WHAT YOU NEED TO DO >> The records that follow must be reproduced in full, exactly as written.

INFORMATION SUPPLIED >>
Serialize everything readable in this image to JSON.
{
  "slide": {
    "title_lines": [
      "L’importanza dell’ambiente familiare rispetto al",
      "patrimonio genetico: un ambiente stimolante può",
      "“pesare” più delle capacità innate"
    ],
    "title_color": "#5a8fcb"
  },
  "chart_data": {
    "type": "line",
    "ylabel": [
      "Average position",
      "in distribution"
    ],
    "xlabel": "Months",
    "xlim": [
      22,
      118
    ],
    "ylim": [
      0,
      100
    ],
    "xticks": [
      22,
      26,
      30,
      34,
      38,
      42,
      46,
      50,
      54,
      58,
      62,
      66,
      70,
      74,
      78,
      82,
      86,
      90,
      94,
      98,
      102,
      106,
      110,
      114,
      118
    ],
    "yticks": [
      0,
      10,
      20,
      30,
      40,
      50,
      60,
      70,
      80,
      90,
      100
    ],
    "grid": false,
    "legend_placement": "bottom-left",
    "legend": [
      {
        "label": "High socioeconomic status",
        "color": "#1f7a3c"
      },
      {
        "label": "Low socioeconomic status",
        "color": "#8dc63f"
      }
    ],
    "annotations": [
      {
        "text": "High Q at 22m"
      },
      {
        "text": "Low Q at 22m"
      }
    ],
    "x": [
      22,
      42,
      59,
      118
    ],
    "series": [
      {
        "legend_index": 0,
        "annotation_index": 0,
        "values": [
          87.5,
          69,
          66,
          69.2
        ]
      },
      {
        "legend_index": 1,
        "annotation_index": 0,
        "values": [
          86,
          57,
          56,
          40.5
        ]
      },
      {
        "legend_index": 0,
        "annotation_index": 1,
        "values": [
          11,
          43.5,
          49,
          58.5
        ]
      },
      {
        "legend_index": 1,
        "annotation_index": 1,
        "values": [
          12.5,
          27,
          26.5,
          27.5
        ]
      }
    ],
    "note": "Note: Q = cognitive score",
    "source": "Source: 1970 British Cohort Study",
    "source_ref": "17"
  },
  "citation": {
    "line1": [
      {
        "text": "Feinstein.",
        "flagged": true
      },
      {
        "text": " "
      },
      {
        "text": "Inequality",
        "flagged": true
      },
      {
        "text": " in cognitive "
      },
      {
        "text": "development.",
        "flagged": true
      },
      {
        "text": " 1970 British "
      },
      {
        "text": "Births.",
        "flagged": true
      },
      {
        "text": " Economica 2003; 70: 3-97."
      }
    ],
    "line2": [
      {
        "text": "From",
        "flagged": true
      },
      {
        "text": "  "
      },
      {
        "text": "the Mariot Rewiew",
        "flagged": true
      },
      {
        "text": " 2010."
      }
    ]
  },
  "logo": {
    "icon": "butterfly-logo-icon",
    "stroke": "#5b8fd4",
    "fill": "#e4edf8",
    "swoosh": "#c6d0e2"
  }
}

TASK ANSWER >>
Serialize everything readable in this image to JSON.
{
  "slide": {
    "title_lines": [
      "L’importanza dell’ambiente familiare rispetto al",
      "patrimonio genetico: un ambiente stimolante può",
      "“pesare” più delle capacità innate"
    ],
    "title_color": "#5a8fcb"
  },
  "chart_data": {
    "type": "line",
    "ylabel": [
      "Average position",
      "in distribution"
    ],
    "xlabel": "Months",
    "xlim": [
      22,
      118
    ],
    "ylim": [
      0,
      100
    ],
    "xticks": [
      22,
      26,
      30,
      34,
      38,
      42,
      46,
      50,
      54,
      58,
      62,
      66,
      70,
      74,
      78,
      82,
      86,
      90,
      94,
      98,
      102,
      106,
      110,
      114,
      118
    ],
    "yticks": [
      0,
      10,
      20,
      30,
      40,
      50,
      60,
      70,
      80,
      90,
      100
    ],
    "grid": false,
    "legend_placement": "bottom-left",
    "legend": [
      {
        "label": "High socioeconomic status",
        "color": "#1f7a3c"
      },
      {
        "label": "Low socioeconomic status",
        "color": "#8dc63f"
      }
    ],
    "annotations": [
      {
        "text": "High Q at 22m"
      },
      {
        "text": "Low Q at 22m"
      }
    ],
    "x": [
      22,
      42,
      59,
      118
    ],
    "series": [
      {
        "legend_index": 0,
        "annotation_index": 0,
        "values": [
          87.5,
          69,
          66,
          69.2
        ]
      },
      {
        "legend_index": 1,
        "annotation_index": 0,
        "values": [
          86,
          57,
          56,
          40.5
        ]
      },
      {
        "legend_index": 0,
        "annotation_index": 1,
        "values": [
          11,
          43.5,
          49,
          58.5
        ]
      },
      {
        "legend_index": 1,
        "annotation_index": 1,
        "values": [
          12.5,
          27,
          26.5,
          27.5
        ]
      }
    ],
    "note": "Note: Q = cognitive score",
    "source": "Source: 1970 British Cohort Study",
    "source_ref": "17"
  },
  "citation": {
    "line1": [
      {
        "text": "Feinstein.",
        "flagged": true
      },
      {
        "text": " "
      },
      {
        "text": "Inequality",
        "flagged": true
      },
      {
        "text": " in cognitive "
      },
      {
        "text": "development.",
        "flagged": true
      },
      {
        "text": " 1970 British "
      },
      {
        "text": "Births.",
        "flagged": true
      },
      {
        "text": " Economica 2003; 70: 3-97."
      }
    ],
    "line2": [
      {
        "text": "From",
        "flagged": true
      },
      {
        "text": "  "
      },
      {
        "text": "the Mariot Rewiew",
        "flagged": true
      },
      {
        "text": " 2010."
      }
    ]
  },
  "logo": {
    "icon": "butterfly-logo-icon",
    "stroke": "#5b8fd4",
    "fill": "#e4edf8",
    "swoosh": "#c6d0e2"
  }
}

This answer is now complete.